Task goal :: Set the listing down again exactly, please, apart from its pictures.

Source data
----

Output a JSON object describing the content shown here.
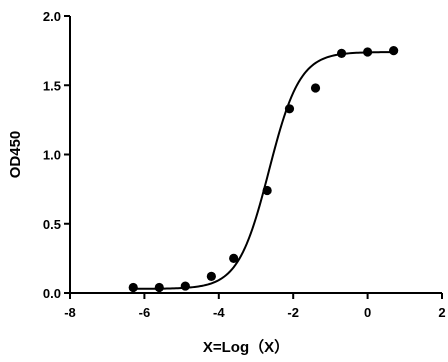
{
  "chart_data": {
    "type": "scatter",
    "title": "",
    "xlabel": "X=Log（X）",
    "ylabel": "OD450",
    "xlim": [
      -8,
      2
    ],
    "ylim": [
      0,
      2
    ],
    "xticks": [
      -8,
      -6,
      -4,
      -2,
      0,
      2
    ],
    "yticks": [
      0.0,
      0.5,
      1.0,
      1.5,
      2.0
    ],
    "grid": false,
    "legend": "none",
    "points": {
      "x": [
        -6.3,
        -5.6,
        -4.9,
        -4.2,
        -3.6,
        -2.7,
        -2.1,
        -1.4,
        -0.7,
        0.0,
        0.7
      ],
      "y": [
        0.04,
        0.04,
        0.05,
        0.12,
        0.25,
        0.74,
        1.33,
        1.48,
        1.73,
        1.74,
        1.75
      ]
    },
    "fit_curve": {
      "type": "four-parameter-logistic",
      "bottom": 0.03,
      "top": 1.74,
      "logEC50": -2.65,
      "hillslope": 1.05
    },
    "colors": {
      "points": "#000000",
      "curve": "#000000",
      "axes": "#000000"
    }
  }
}
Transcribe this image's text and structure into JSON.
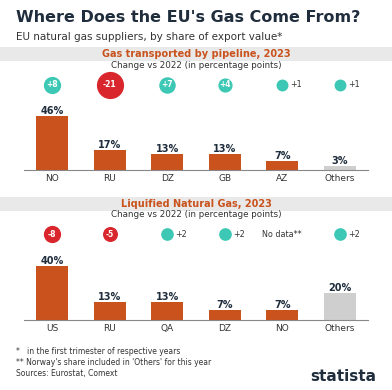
{
  "title": "Where Does the EU's Gas Come From?",
  "subtitle": "EU natural gas suppliers, by share of export value*",
  "chart_data": [
    {
      "type": "bar",
      "title": "Gas transported by pipeline, 2023",
      "change_title": "Change vs 2022 (in percentage points)",
      "categories": [
        "NO",
        "RU",
        "DZ",
        "GB",
        "AZ",
        "Others"
      ],
      "values": [
        46,
        17,
        13,
        13,
        7,
        3
      ],
      "value_labels": [
        "46%",
        "17%",
        "13%",
        "13%",
        "7%",
        "3%"
      ],
      "changes": [
        8,
        -21,
        7,
        4,
        1,
        1
      ],
      "change_labels": [
        "+8",
        "-21",
        "+7",
        "+4",
        "+1",
        "+1"
      ],
      "colors": [
        "#c9521d",
        "#c9521d",
        "#c9521d",
        "#c9521d",
        "#c9521d",
        "#cfcfcf"
      ],
      "ylim": [
        0,
        55
      ],
      "data_labels": true,
      "tick_labels": "x"
    },
    {
      "type": "bar",
      "title": "Liquified Natural Gas, 2023",
      "change_title": "Change vs 2022 (in percentage points)",
      "categories": [
        "US",
        "RU",
        "QA",
        "DZ",
        "NO",
        "Others"
      ],
      "values": [
        40,
        13,
        13,
        7,
        7,
        20
      ],
      "value_labels": [
        "40%",
        "13%",
        "13%",
        "7%",
        "7%",
        "20%"
      ],
      "changes": [
        -8,
        -5,
        2,
        2,
        null,
        2
      ],
      "change_labels": [
        "-8",
        "-5",
        "+2",
        "+2",
        "No data**",
        "+2"
      ],
      "colors": [
        "#c9521d",
        "#c9521d",
        "#c9521d",
        "#c9521d",
        "#c9521d",
        "#cfcfcf"
      ],
      "ylim": [
        0,
        48
      ],
      "data_labels": true,
      "tick_labels": "x"
    }
  ],
  "footnotes": [
    "*   in the first trimester of respective years",
    "** Norway's share included in 'Others' for this year"
  ],
  "source": "Sources: Eurostat, Comext",
  "brand": "statista"
}
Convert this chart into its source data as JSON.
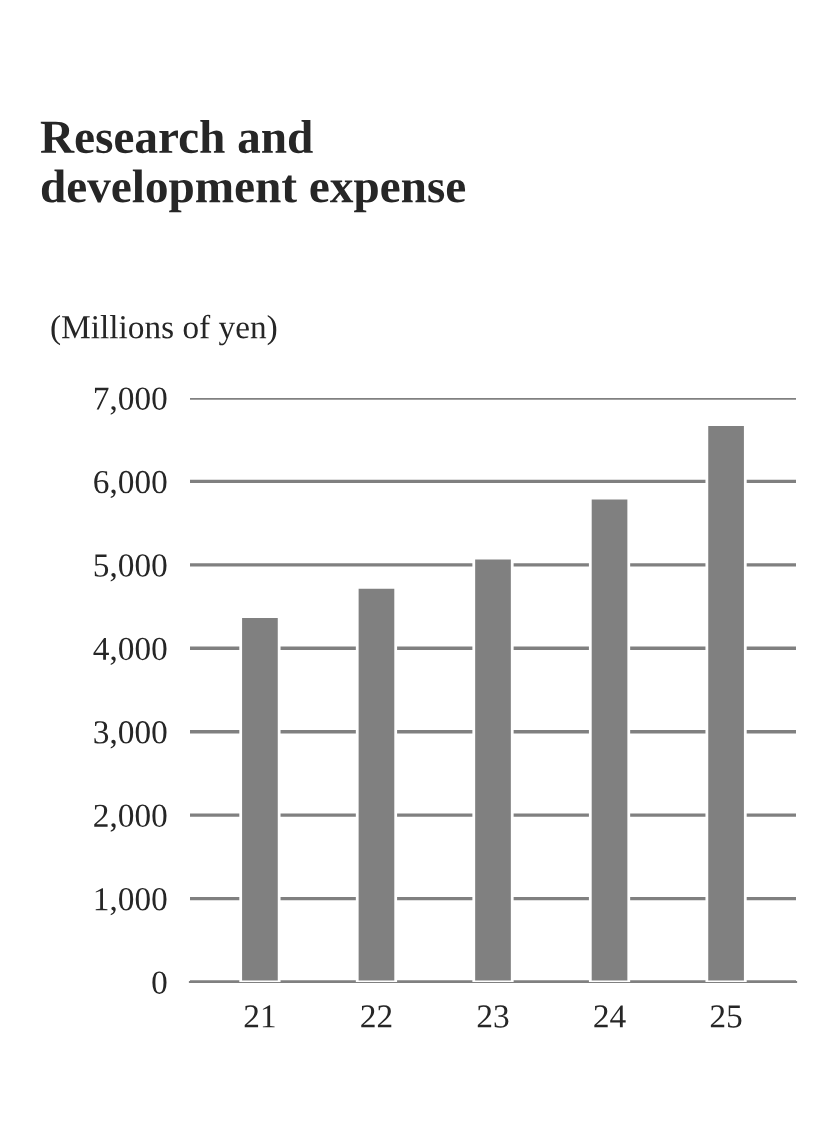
{
  "chart_data": {
    "type": "bar",
    "title": "Research and\ndevelopment expense",
    "ylabel": "(Millions of yen)",
    "categories": [
      "21",
      "22",
      "23",
      "24",
      "25"
    ],
    "values": [
      4380,
      4730,
      5080,
      5800,
      6680
    ],
    "color": "#808080",
    "ylim": [
      0,
      7000
    ],
    "yticks": [
      {
        "value": 0,
        "label": "0"
      },
      {
        "value": 1000,
        "label": "1,000"
      },
      {
        "value": 2000,
        "label": "2,000"
      },
      {
        "value": 3000,
        "label": "3,000"
      },
      {
        "value": 4000,
        "label": "4,000"
      },
      {
        "value": 5000,
        "label": "5,000"
      },
      {
        "value": 6000,
        "label": "6,000"
      },
      {
        "value": 7000,
        "label": "7,000"
      }
    ],
    "grid": "y"
  }
}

----

Result for this exercise ::
Output a JSON object describing the content shown here.
{
  "chart_data": {
    "type": "scatter",
    "title": "",
    "xlabel": "X=Log（X）",
    "ylabel": "OD450",
    "xlim": [
      -8,
      2
    ],
    "ylim": [
      0,
      2
    ],
    "xticks": [
      -8,
      -6,
      -4,
      -2,
      0,
      2
    ],
    "yticks": [
      0.0,
      0.5,
      1.0,
      1.5,
      2.0
    ],
    "grid": false,
    "legend": "none",
    "points": {
      "x": [
        -6.3,
        -5.6,
        -4.9,
        -4.2,
        -3.6,
        -2.7,
        -2.1,
        -1.4,
        -0.7,
        0.0,
        0.7
      ],
      "y": [
        0.04,
        0.04,
        0.05,
        0.12,
        0.25,
        0.74,
        1.33,
        1.48,
        1.73,
        1.74,
        1.75
      ]
    },
    "fit_curve": {
      "type": "four-parameter-logistic",
      "bottom": 0.03,
      "top": 1.74,
      "logEC50": -2.65,
      "hillslope": 1.05
    },
    "colors": {
      "points": "#000000",
      "curve": "#000000",
      "axes": "#000000"
    }
  }
}
Transcribe this image's text and structure into JSON.
{
  "title": "Where Does the EU's Gas Come From?",
  "subtitle": "EU natural gas suppliers, by share of export value*",
  "chart_data": [
    {
      "type": "bar",
      "title": "Gas transported by pipeline, 2023",
      "change_title": "Change vs 2022 (in percentage points)",
      "categories": [
        "NO",
        "RU",
        "DZ",
        "GB",
        "AZ",
        "Others"
      ],
      "values": [
        46,
        17,
        13,
        13,
        7,
        3
      ],
      "value_labels": [
        "46%",
        "17%",
        "13%",
        "13%",
        "7%",
        "3%"
      ],
      "changes": [
        8,
        -21,
        7,
        4,
        1,
        1
      ],
      "change_labels": [
        "+8",
        "-21",
        "+7",
        "+4",
        "+1",
        "+1"
      ],
      "colors": [
        "#c9521d",
        "#c9521d",
        "#c9521d",
        "#c9521d",
        "#c9521d",
        "#cfcfcf"
      ],
      "ylim": [
        0,
        55
      ],
      "data_labels": true,
      "tick_labels": "x"
    },
    {
      "type": "bar",
      "title": "Liquified Natural Gas, 2023",
      "change_title": "Change vs 2022 (in percentage points)",
      "categories": [
        "US",
        "RU",
        "QA",
        "DZ",
        "NO",
        "Others"
      ],
      "values": [
        40,
        13,
        13,
        7,
        7,
        20
      ],
      "value_labels": [
        "40%",
        "13%",
        "13%",
        "7%",
        "7%",
        "20%"
      ],
      "changes": [
        -8,
        -5,
        2,
        2,
        null,
        2
      ],
      "change_labels": [
        "-8",
        "-5",
        "+2",
        "+2",
        "No data**",
        "+2"
      ],
      "colors": [
        "#c9521d",
        "#c9521d",
        "#c9521d",
        "#c9521d",
        "#c9521d",
        "#cfcfcf"
      ],
      "ylim": [
        0,
        48
      ],
      "data_labels": true,
      "tick_labels": "x"
    }
  ],
  "footnotes": [
    "*   in the first trimester of respective years",
    "** Norway's share included in 'Others' for this year"
  ],
  "source": "Sources: Eurostat, Comext",
  "brand": "statista"
}
Convert this chart into its source data as JSON.
{
  "chart_data": {
    "type": "bar",
    "title": "Research and\ndevelopment expense",
    "ylabel": "(Millions of yen)",
    "categories": [
      "21",
      "22",
      "23",
      "24",
      "25"
    ],
    "values": [
      4380,
      4730,
      5080,
      5800,
      6680
    ],
    "color": "#808080",
    "ylim": [
      0,
      7000
    ],
    "yticks": [
      {
        "value": 0,
        "label": "0"
      },
      {
        "value": 1000,
        "label": "1,000"
      },
      {
        "value": 2000,
        "label": "2,000"
      },
      {
        "value": 3000,
        "label": "3,000"
      },
      {
        "value": 4000,
        "label": "4,000"
      },
      {
        "value": 5000,
        "label": "5,000"
      },
      {
        "value": 6000,
        "label": "6,000"
      },
      {
        "value": 7000,
        "label": "7,000"
      }
    ],
    "grid": "y"
  }
}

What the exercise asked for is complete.